* [Entries shown]
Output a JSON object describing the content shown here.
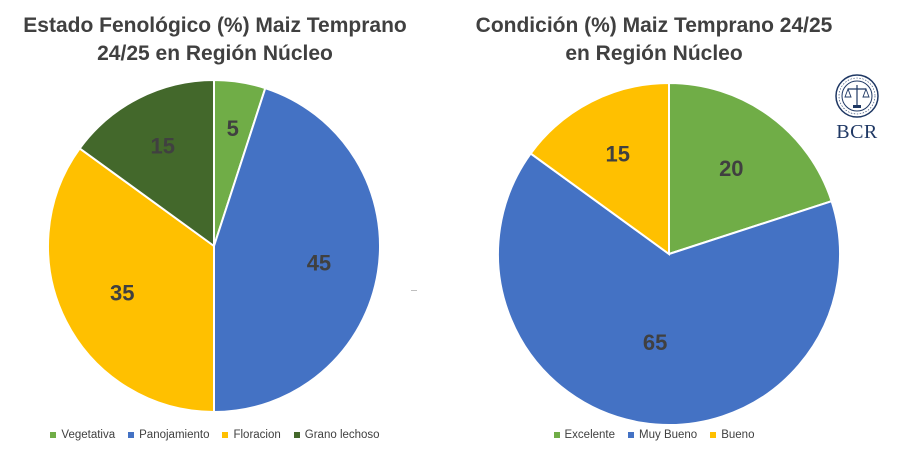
{
  "chart_data": [
    {
      "type": "pie",
      "title": "Estado Fenológico (%) Maiz Temprano\n24/25 en Región Núcleo",
      "categories": [
        "Vegetativa",
        "Panojamiento",
        "Floracion",
        "Grano lechoso"
      ],
      "values": [
        5,
        45,
        35,
        15
      ],
      "colors": [
        "#70ad47",
        "#4472c4",
        "#ffc000",
        "#43682b"
      ],
      "legend_position": "bottom"
    },
    {
      "type": "pie",
      "title": "Condición (%) Maiz Temprano 24/25\nen Región Núcleo",
      "categories": [
        "Excelente",
        "Muy Bueno",
        "Bueno"
      ],
      "values": [
        20,
        65,
        15
      ],
      "colors": [
        "#70ad47",
        "#4472c4",
        "#ffc000"
      ],
      "legend_position": "bottom"
    }
  ],
  "logo": {
    "text": "BCR",
    "seal_text": "BOLSA DE COMERCIO DE ROSARIO"
  }
}
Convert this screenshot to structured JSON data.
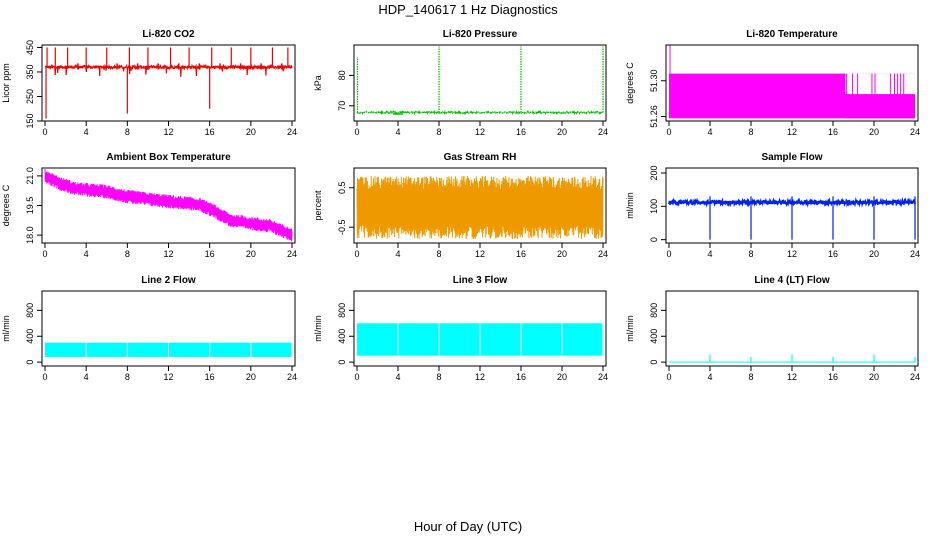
{
  "page": {
    "title": "HDP_140617  1 Hz Diagnostics",
    "xlabel": "Hour of Day (UTC)"
  },
  "chart_data": [
    {
      "id": "co2",
      "type": "line",
      "title": "Li-820 CO2",
      "ylabel": "Licor ppm",
      "color": "#ee0000",
      "xlim": [
        0,
        24
      ],
      "ylim": [
        150,
        460
      ],
      "yticks": [
        150,
        250,
        350,
        450
      ],
      "xticks": [
        0,
        4,
        8,
        12,
        16,
        20,
        24
      ],
      "series_kind": "co2"
    },
    {
      "id": "pressure",
      "type": "line",
      "title": "Li-820 Pressure",
      "ylabel": "kPa",
      "color": "#00bb00",
      "xlim": [
        0,
        24
      ],
      "ylim": [
        65,
        90
      ],
      "yticks": [
        70,
        80
      ],
      "xticks": [
        0,
        4,
        8,
        12,
        16,
        20,
        24
      ],
      "series_kind": "pressure"
    },
    {
      "id": "temperature",
      "type": "line",
      "title": "Li-820 Temperature",
      "ylabel": "degrees C",
      "color": "#ff00ff",
      "xlim": [
        0,
        24
      ],
      "ylim": [
        51.255,
        51.34
      ],
      "yticks": [
        51.26,
        51.3
      ],
      "ytick_labels": [
        "51.26",
        "51.30"
      ],
      "xticks": [
        0,
        4,
        8,
        12,
        16,
        20,
        24
      ],
      "series_kind": "licor_temp"
    },
    {
      "id": "box_temp",
      "type": "line",
      "title": "Ambient Box Temperature",
      "ylabel": "degrees C",
      "color": "#ff00ff",
      "xlim": [
        0,
        24
      ],
      "ylim": [
        17.6,
        21.4
      ],
      "yticks": [
        18,
        19.5,
        21
      ],
      "ytick_labels": [
        "18.0",
        "19.5",
        "21.0"
      ],
      "xticks": [
        0,
        4,
        8,
        12,
        16,
        20,
        24
      ],
      "series_kind": "box_temp"
    },
    {
      "id": "rh",
      "type": "line",
      "title": "Gas Stream RH",
      "ylabel": "percent",
      "color": "#ee9900",
      "xlim": [
        0,
        24
      ],
      "ylim": [
        -0.9,
        1.0
      ],
      "yticks": [
        -0.5,
        0.5
      ],
      "ytick_labels": [
        "-0.5",
        "0.5"
      ],
      "xticks": [
        0,
        4,
        8,
        12,
        16,
        20,
        24
      ],
      "series_kind": "rh"
    },
    {
      "id": "sample_flow",
      "type": "line",
      "title": "Sample Flow",
      "ylabel": "ml/min",
      "color": "#0022ee",
      "xlim": [
        0,
        24
      ],
      "ylim": [
        -10,
        215
      ],
      "yticks": [
        0,
        100,
        200
      ],
      "xticks": [
        0,
        4,
        8,
        12,
        16,
        20,
        24
      ],
      "series_kind": "sample_flow"
    },
    {
      "id": "line2",
      "type": "area",
      "title": "Line 2 Flow",
      "ylabel": "ml/min",
      "color": "#00ffff",
      "xlim": [
        0,
        24
      ],
      "ylim": [
        -60,
        1100
      ],
      "yticks": [
        0,
        400,
        800
      ],
      "xticks": [
        0,
        4,
        8,
        12,
        16,
        20,
        24
      ],
      "band": [
        80,
        300
      ],
      "gaps": [
        4,
        8,
        12,
        16,
        20,
        24
      ],
      "xstart": 0
    },
    {
      "id": "line3",
      "type": "area",
      "title": "Line 3 Flow",
      "ylabel": "ml/min",
      "color": "#00ffff",
      "xlim": [
        0,
        24
      ],
      "ylim": [
        -60,
        1100
      ],
      "yticks": [
        0,
        400,
        800
      ],
      "xticks": [
        0,
        4,
        8,
        12,
        16,
        20,
        24
      ],
      "band": [
        100,
        600
      ],
      "gaps": [
        4,
        8,
        12,
        16,
        20,
        24
      ],
      "xstart": 0
    },
    {
      "id": "line4",
      "type": "line",
      "title": "Line 4 (LT) Flow",
      "ylabel": "ml/min",
      "color": "#00ffff",
      "xlim": [
        0,
        24
      ],
      "ylim": [
        -60,
        1100
      ],
      "yticks": [
        0,
        400,
        800
      ],
      "xticks": [
        0,
        4,
        8,
        12,
        16,
        20,
        24
      ],
      "base": 0,
      "spikes": [
        [
          4,
          120
        ],
        [
          8,
          80
        ],
        [
          12,
          120
        ],
        [
          16,
          80
        ],
        [
          20,
          120
        ],
        [
          24,
          80
        ]
      ]
    }
  ]
}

* [Exercise prompt]
Quote each line of the listing exactly, but leave the pictures out.

* [Result]
Output a JSON object describing the content shown here.
{
  "chart_data": [
    {
      "type": "pie",
      "title": "Estado Fenológico (%) Maiz Temprano\n24/25 en Región Núcleo",
      "categories": [
        "Vegetativa",
        "Panojamiento",
        "Floracion",
        "Grano lechoso"
      ],
      "values": [
        5,
        45,
        35,
        15
      ],
      "colors": [
        "#70ad47",
        "#4472c4",
        "#ffc000",
        "#43682b"
      ],
      "legend_position": "bottom"
    },
    {
      "type": "pie",
      "title": "Condición (%) Maiz Temprano 24/25\nen Región Núcleo",
      "categories": [
        "Excelente",
        "Muy Bueno",
        "Bueno"
      ],
      "values": [
        20,
        65,
        15
      ],
      "colors": [
        "#70ad47",
        "#4472c4",
        "#ffc000"
      ],
      "legend_position": "bottom"
    }
  ],
  "logo": {
    "text": "BCR",
    "seal_text": "BOLSA DE COMERCIO DE ROSARIO"
  }
}
Convert this screenshot to structured JSON data.
{
  "page": {
    "title": "HDP_140617  1 Hz Diagnostics",
    "xlabel": "Hour of Day (UTC)"
  },
  "chart_data": [
    {
      "id": "co2",
      "type": "line",
      "title": "Li-820 CO2",
      "ylabel": "Licor ppm",
      "color": "#ee0000",
      "xlim": [
        0,
        24
      ],
      "ylim": [
        150,
        460
      ],
      "yticks": [
        150,
        250,
        350,
        450
      ],
      "xticks": [
        0,
        4,
        8,
        12,
        16,
        20,
        24
      ],
      "series_kind": "co2"
    },
    {
      "id": "pressure",
      "type": "line",
      "title": "Li-820 Pressure",
      "ylabel": "kPa",
      "color": "#00bb00",
      "xlim": [
        0,
        24
      ],
      "ylim": [
        65,
        90
      ],
      "yticks": [
        70,
        80
      ],
      "xticks": [
        0,
        4,
        8,
        12,
        16,
        20,
        24
      ],
      "series_kind": "pressure"
    },
    {
      "id": "temperature",
      "type": "line",
      "title": "Li-820 Temperature",
      "ylabel": "degrees C",
      "color": "#ff00ff",
      "xlim": [
        0,
        24
      ],
      "ylim": [
        51.255,
        51.34
      ],
      "yticks": [
        51.26,
        51.3
      ],
      "ytick_labels": [
        "51.26",
        "51.30"
      ],
      "xticks": [
        0,
        4,
        8,
        12,
        16,
        20,
        24
      ],
      "series_kind": "licor_temp"
    },
    {
      "id": "box_temp",
      "type": "line",
      "title": "Ambient Box Temperature",
      "ylabel": "degrees C",
      "color": "#ff00ff",
      "xlim": [
        0,
        24
      ],
      "ylim": [
        17.6,
        21.4
      ],
      "yticks": [
        18,
        19.5,
        21
      ],
      "ytick_labels": [
        "18.0",
        "19.5",
        "21.0"
      ],
      "xticks": [
        0,
        4,
        8,
        12,
        16,
        20,
        24
      ],
      "series_kind": "box_temp"
    },
    {
      "id": "rh",
      "type": "line",
      "title": "Gas Stream RH",
      "ylabel": "percent",
      "color": "#ee9900",
      "xlim": [
        0,
        24
      ],
      "ylim": [
        -0.9,
        1.0
      ],
      "yticks": [
        -0.5,
        0.5
      ],
      "ytick_labels": [
        "-0.5",
        "0.5"
      ],
      "xticks": [
        0,
        4,
        8,
        12,
        16,
        20,
        24
      ],
      "series_kind": "rh"
    },
    {
      "id": "sample_flow",
      "type": "line",
      "title": "Sample Flow",
      "ylabel": "ml/min",
      "color": "#0022ee",
      "xlim": [
        0,
        24
      ],
      "ylim": [
        -10,
        215
      ],
      "yticks": [
        0,
        100,
        200
      ],
      "xticks": [
        0,
        4,
        8,
        12,
        16,
        20,
        24
      ],
      "series_kind": "sample_flow"
    },
    {
      "id": "line2",
      "type": "area",
      "title": "Line 2 Flow",
      "ylabel": "ml/min",
      "color": "#00ffff",
      "xlim": [
        0,
        24
      ],
      "ylim": [
        -60,
        1100
      ],
      "yticks": [
        0,
        400,
        800
      ],
      "xticks": [
        0,
        4,
        8,
        12,
        16,
        20,
        24
      ],
      "band": [
        80,
        300
      ],
      "gaps": [
        4,
        8,
        12,
        16,
        20,
        24
      ],
      "xstart": 0
    },
    {
      "id": "line3",
      "type": "area",
      "title": "Line 3 Flow",
      "ylabel": "ml/min",
      "color": "#00ffff",
      "xlim": [
        0,
        24
      ],
      "ylim": [
        -60,
        1100
      ],
      "yticks": [
        0,
        400,
        800
      ],
      "xticks": [
        0,
        4,
        8,
        12,
        16,
        20,
        24
      ],
      "band": [
        100,
        600
      ],
      "gaps": [
        4,
        8,
        12,
        16,
        20,
        24
      ],
      "xstart": 0
    },
    {
      "id": "line4",
      "type": "line",
      "title": "Line 4 (LT) Flow",
      "ylabel": "ml/min",
      "color": "#00ffff",
      "xlim": [
        0,
        24
      ],
      "ylim": [
        -60,
        1100
      ],
      "yticks": [
        0,
        400,
        800
      ],
      "xticks": [
        0,
        4,
        8,
        12,
        16,
        20,
        24
      ],
      "base": 0,
      "spikes": [
        [
          4,
          120
        ],
        [
          8,
          80
        ],
        [
          12,
          120
        ],
        [
          16,
          80
        ],
        [
          20,
          120
        ],
        [
          24,
          80
        ]
      ]
    }
  ]
}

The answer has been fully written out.